§ JOB
From the entries below, copy every line holding the word "Convergence".

Data records
▼▼▼

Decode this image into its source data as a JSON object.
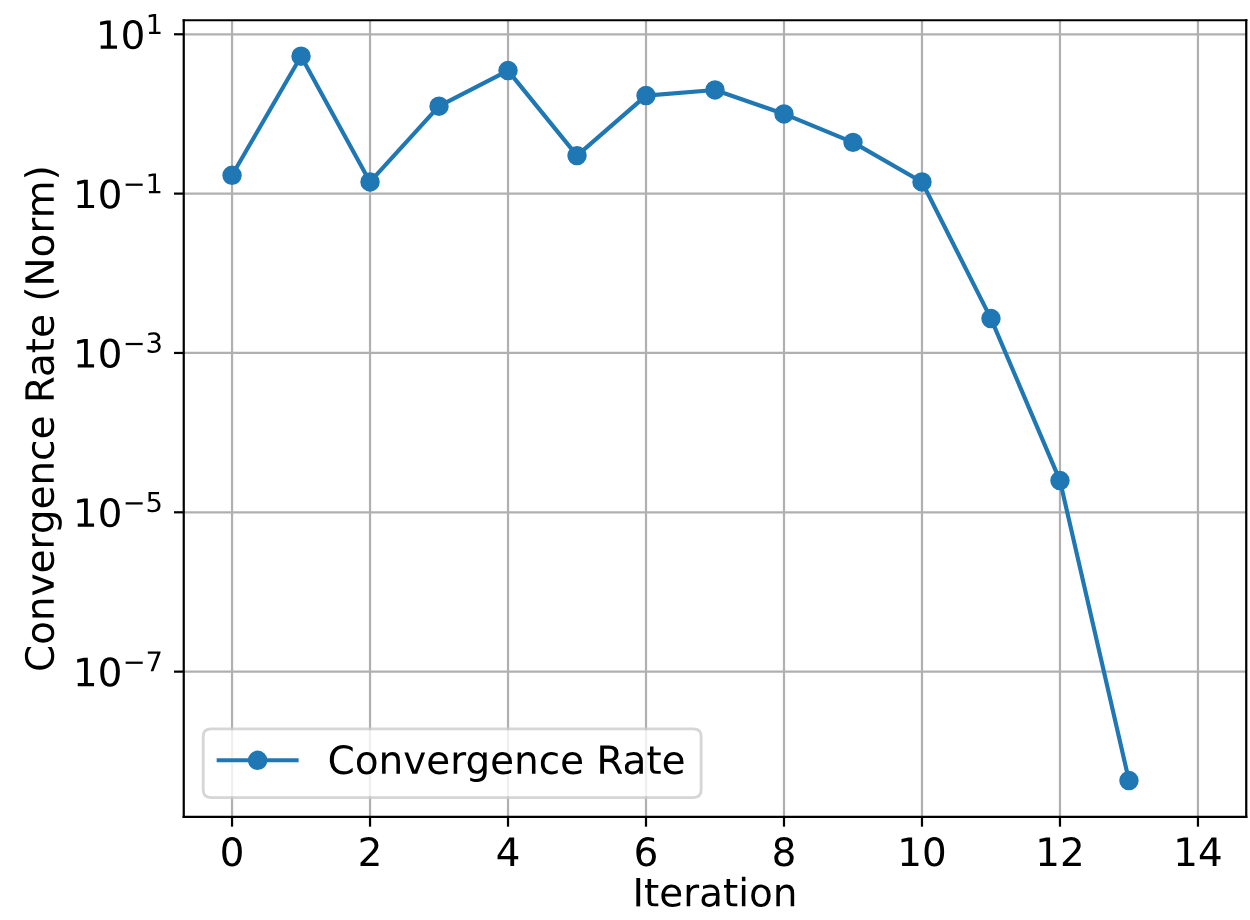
{
  "chart_data": {
    "type": "line",
    "xlabel": "Iteration",
    "ylabel": "Convergence Rate (Norm)",
    "x": [
      0,
      1,
      2,
      3,
      4,
      5,
      6,
      7,
      8,
      9,
      10,
      11,
      12,
      13
    ],
    "series": [
      {
        "name": "Convergence Rate",
        "color": "#1f77b4",
        "values": [
          0.17,
          5.3,
          0.14,
          1.25,
          3.5,
          0.3,
          1.7,
          2.0,
          1.0,
          0.44,
          0.14,
          0.0027,
          2.5e-05,
          4.3e-09
        ]
      }
    ],
    "log": "y",
    "xlim": [
      -0.7,
      14.7
    ],
    "ylim": [
      1.5e-09,
      15
    ],
    "xticks": [
      0,
      2,
      4,
      6,
      8,
      10,
      12,
      14
    ],
    "yticks": [
      {
        "value": 10,
        "label": "10$^{1}$"
      },
      {
        "value": 0.1,
        "label": "10$^{−1}$"
      },
      {
        "value": 0.001,
        "label": "10$^{−3}$"
      },
      {
        "value": 1e-05,
        "label": "10$^{−5}$"
      },
      {
        "value": 1e-07,
        "label": "10$^{−7}$"
      }
    ],
    "grid": true,
    "legend": "bottom left",
    "marker": "circle",
    "line_style": "solid"
  }
}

▲▲▲

§ PROBLEM SOLUTION
    "ylabel": "Convergence Rate (Norm)",
        "name": "Convergence Rate",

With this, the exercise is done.